* **Aim of the exercise**
Look at each line of the records and count those with "name" in them. Please answer with the count alone.

* **Task inputs**

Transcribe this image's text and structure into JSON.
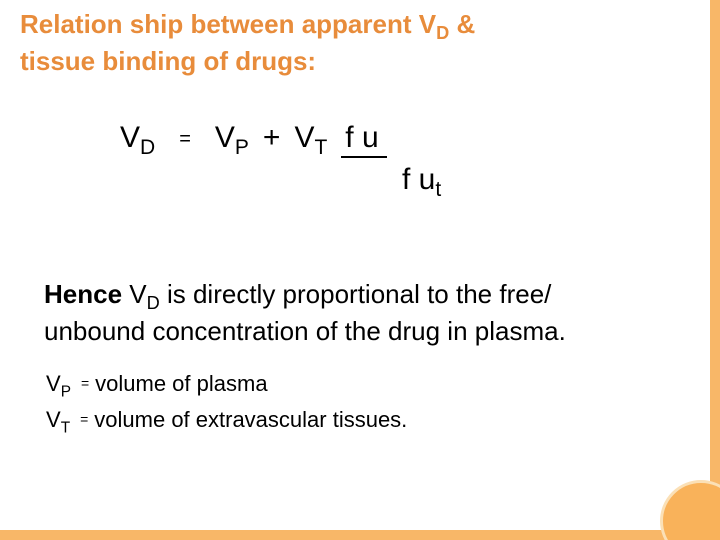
{
  "colors": {
    "accent": "#e88c3b",
    "rail": "#f8b768",
    "circle_fill": "#f9b25a",
    "circle_border": "#fbe0b6",
    "text": "#000000",
    "background": "#ffffff"
  },
  "title": {
    "line1_pre": "Relation ship between apparent  V",
    "line1_sub": "D",
    "line1_post": " &",
    "line2": "tissue binding of drugs:"
  },
  "equation": {
    "lhs_base": "V",
    "lhs_sub": "D",
    "eq": "=",
    "rhs_vp_base": "V",
    "rhs_vp_sub": "P",
    "plus": "+",
    "rhs_vt_base": "V",
    "rhs_vt_sub": "T",
    "fu_top": "f u",
    "fu_bot_pre": "f u",
    "fu_bot_sub": "t"
  },
  "proportional": {
    "strong": "Hence ",
    "vd_base": "V",
    "vd_sub": "D",
    "rest1": "  is directly proportional to the free/",
    "rest2": "unbound concentration of the drug in plasma."
  },
  "defs": {
    "vp_base": "V",
    "vp_sub": "P",
    "eq": "=",
    "vp_text": "volume of plasma",
    "vt_base": "V",
    "vt_sub": "T",
    "vt_text": "volume of extravascular tissues."
  }
}
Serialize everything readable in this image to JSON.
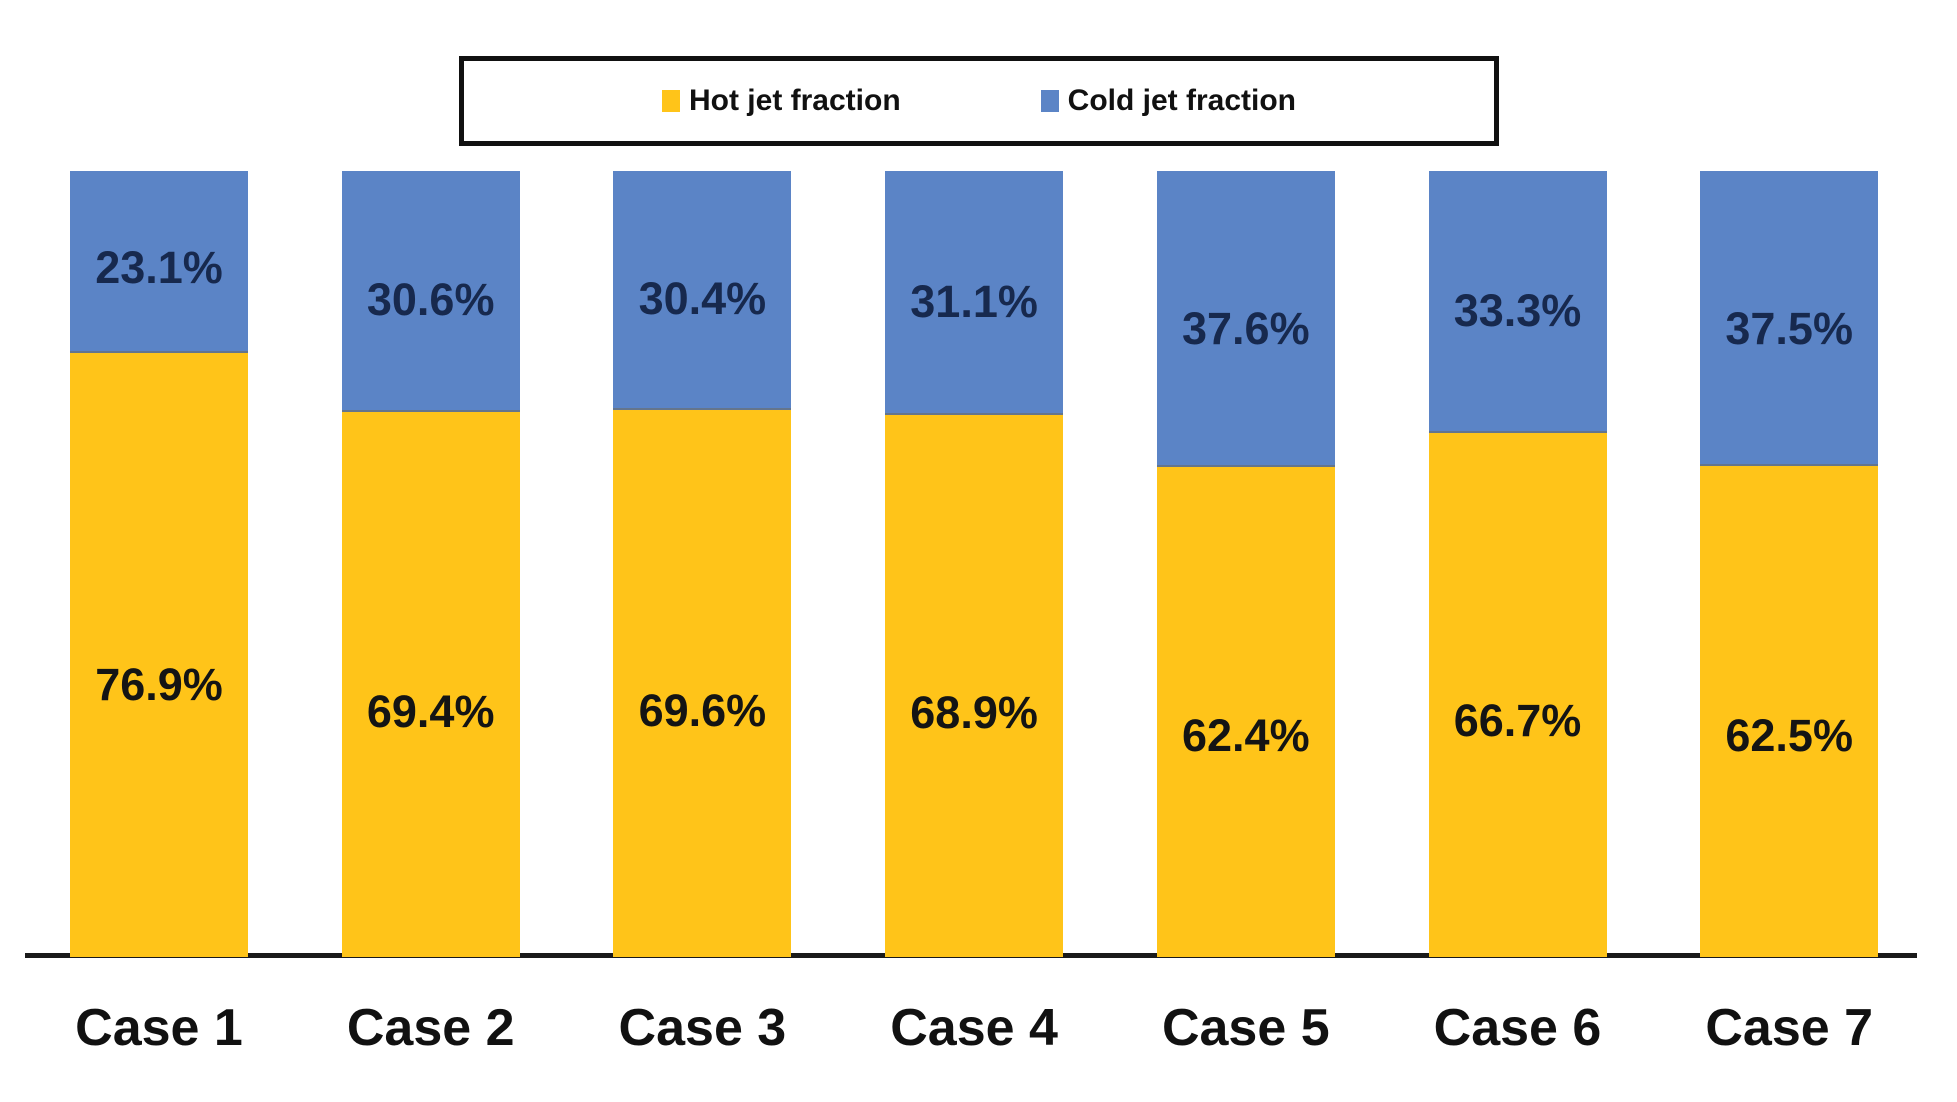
{
  "chart_data": {
    "type": "bar",
    "stacked": true,
    "orientation": "vertical",
    "categories": [
      "Case 1",
      "Case 2",
      "Case 3",
      "Case 4",
      "Case 5",
      "Case 6",
      "Case 7"
    ],
    "series": [
      {
        "name": "Hot jet fraction",
        "color": "#FFC419",
        "values": [
          76.9,
          69.4,
          69.6,
          68.9,
          62.4,
          66.7,
          62.5
        ]
      },
      {
        "name": "Cold jet fraction",
        "color": "#5B84C6",
        "values": [
          23.1,
          30.6,
          30.4,
          31.1,
          37.6,
          33.3,
          37.5
        ]
      }
    ],
    "value_labels": {
      "hot": [
        "76.9%",
        "69.4%",
        "69.6%",
        "68.9%",
        "62.4%",
        "66.7%",
        "62.5%"
      ],
      "cold": [
        "23.1%",
        "30.6%",
        "30.4%",
        "31.1%",
        "37.6%",
        "33.3%",
        "37.5%"
      ]
    },
    "title": "",
    "xlabel": "",
    "ylabel": "",
    "ylim": [
      0,
      100
    ],
    "grid": false,
    "legend_position": "top"
  },
  "legend": {
    "items": [
      {
        "label": "Hot jet fraction",
        "color": "#FFC419"
      },
      {
        "label": "Cold jet fraction",
        "color": "#5B84C6"
      }
    ]
  },
  "colors": {
    "hot_segment": "#FFC419",
    "cold_segment": "#5B84C6",
    "hot_label_text": "#141414",
    "cold_label_text": "#17294E",
    "axis_line": "#1a1a1a",
    "background": "#ffffff"
  }
}
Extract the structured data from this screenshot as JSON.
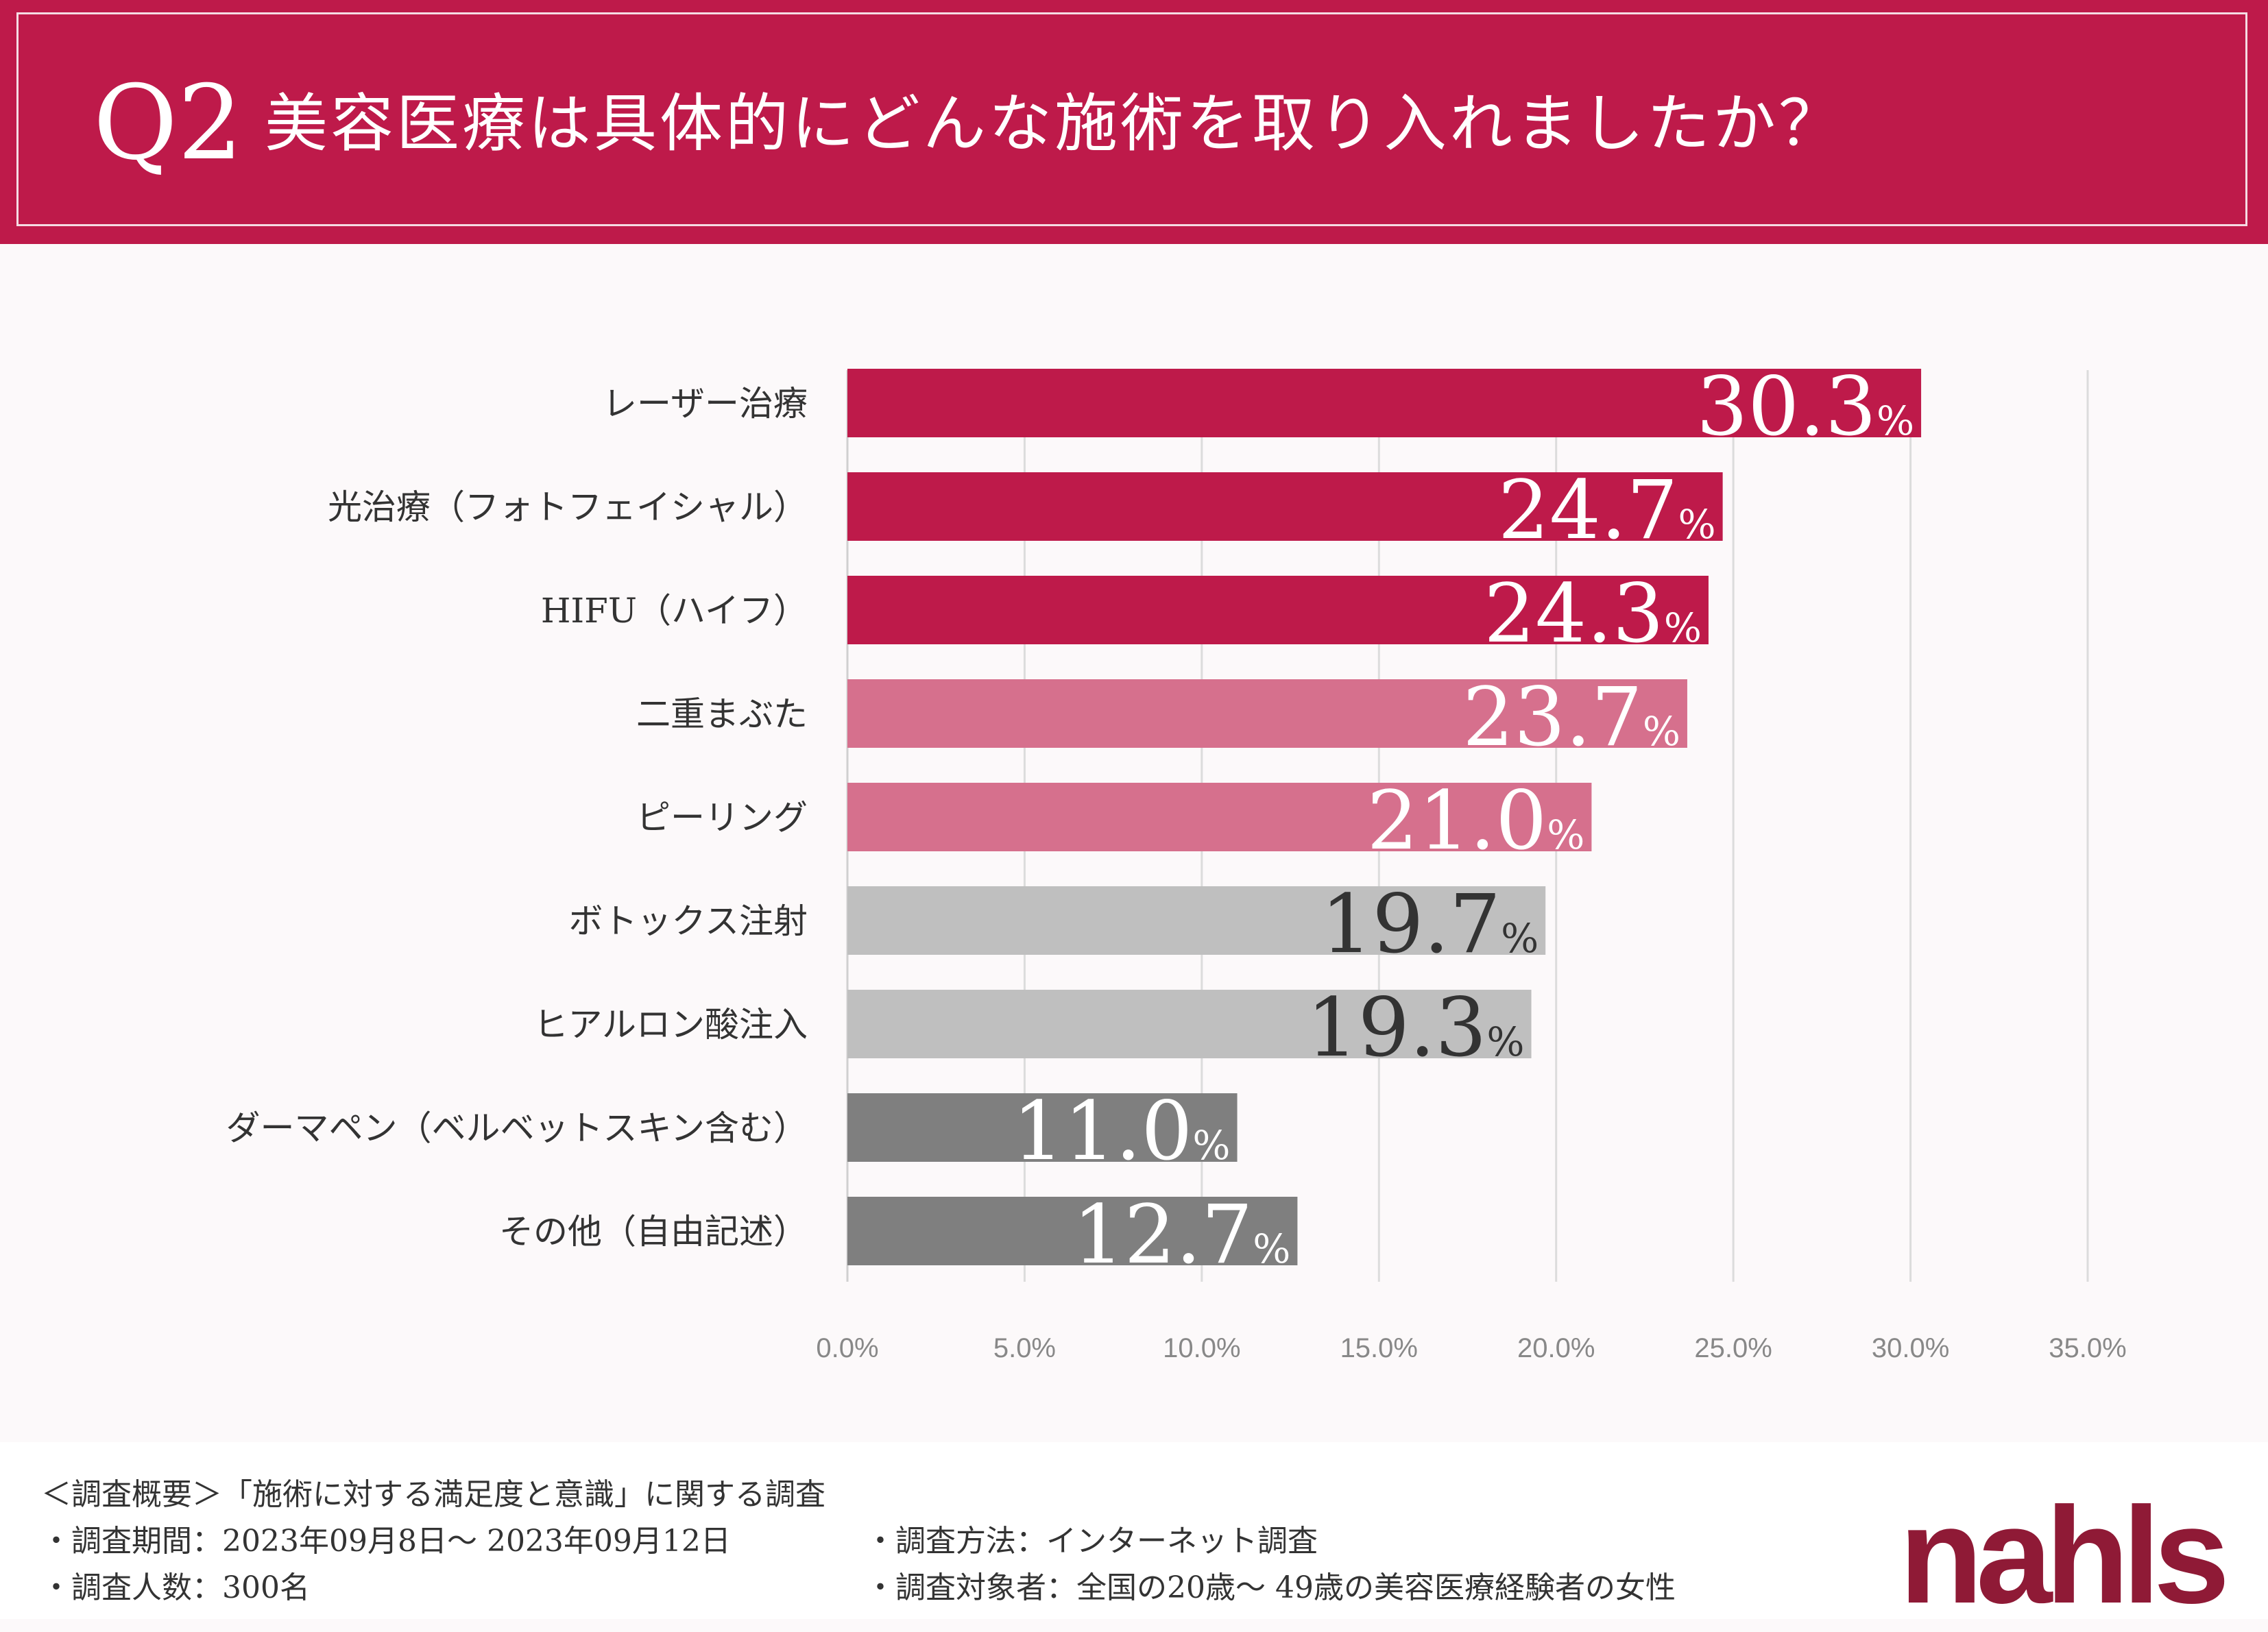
{
  "header": {
    "q_label": "Q2",
    "title": "美容医療は具体的にどんな施術を取り入れましたか？"
  },
  "chart_data": {
    "type": "bar",
    "orientation": "horizontal",
    "title": "美容医療は具体的にどんな施術を取り入れましたか？",
    "categories": [
      "レーザー治療",
      "光治療（フォトフェイシャル）",
      "HIFU（ハイフ）",
      "二重まぶた",
      "ピーリング",
      "ボトックス注射",
      "ヒアルロン酸注入",
      "ダーマペン（ベルベットスキン含む）",
      "その他（自由記述）"
    ],
    "values": [
      30.3,
      24.7,
      24.3,
      23.7,
      21.0,
      19.7,
      19.3,
      11.0,
      12.7
    ],
    "value_labels": [
      "30.3",
      "24.7",
      "24.3",
      "23.7",
      "21.0",
      "19.7",
      "19.3",
      "11.0",
      "12.7"
    ],
    "unit": "%",
    "xlim": [
      0,
      35
    ],
    "x_ticks": [
      0,
      5,
      10,
      15,
      20,
      25,
      30,
      35
    ],
    "x_tick_labels": [
      "0.0%",
      "5.0%",
      "10.0%",
      "15.0%",
      "20.0%",
      "25.0%",
      "30.0%",
      "35.0%"
    ],
    "grid": true,
    "colors": [
      "#be1a4a",
      "#be1a4a",
      "#be1a4a",
      "#d6708d",
      "#d6708d",
      "#bfbfbf",
      "#bfbfbf",
      "#7f7f7f",
      "#7f7f7f"
    ],
    "label_colors": [
      "#ffffff",
      "#ffffff",
      "#ffffff",
      "#ffffff",
      "#ffffff",
      "#333333",
      "#333333",
      "#ffffff",
      "#ffffff"
    ]
  },
  "footer": {
    "summary": "＜調査概要＞「施術に対する満足度と意識」に関する調査",
    "period": "・調査期間：2023年09月8日～ 2023年09月12日",
    "count": "・調査人数：300名",
    "method": "・調査方法：インターネット調査",
    "target": "・調査対象者：全国の20歳～ 49歳の美容医療経験者の女性",
    "logo": "nahls"
  }
}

* **Worked answer**
2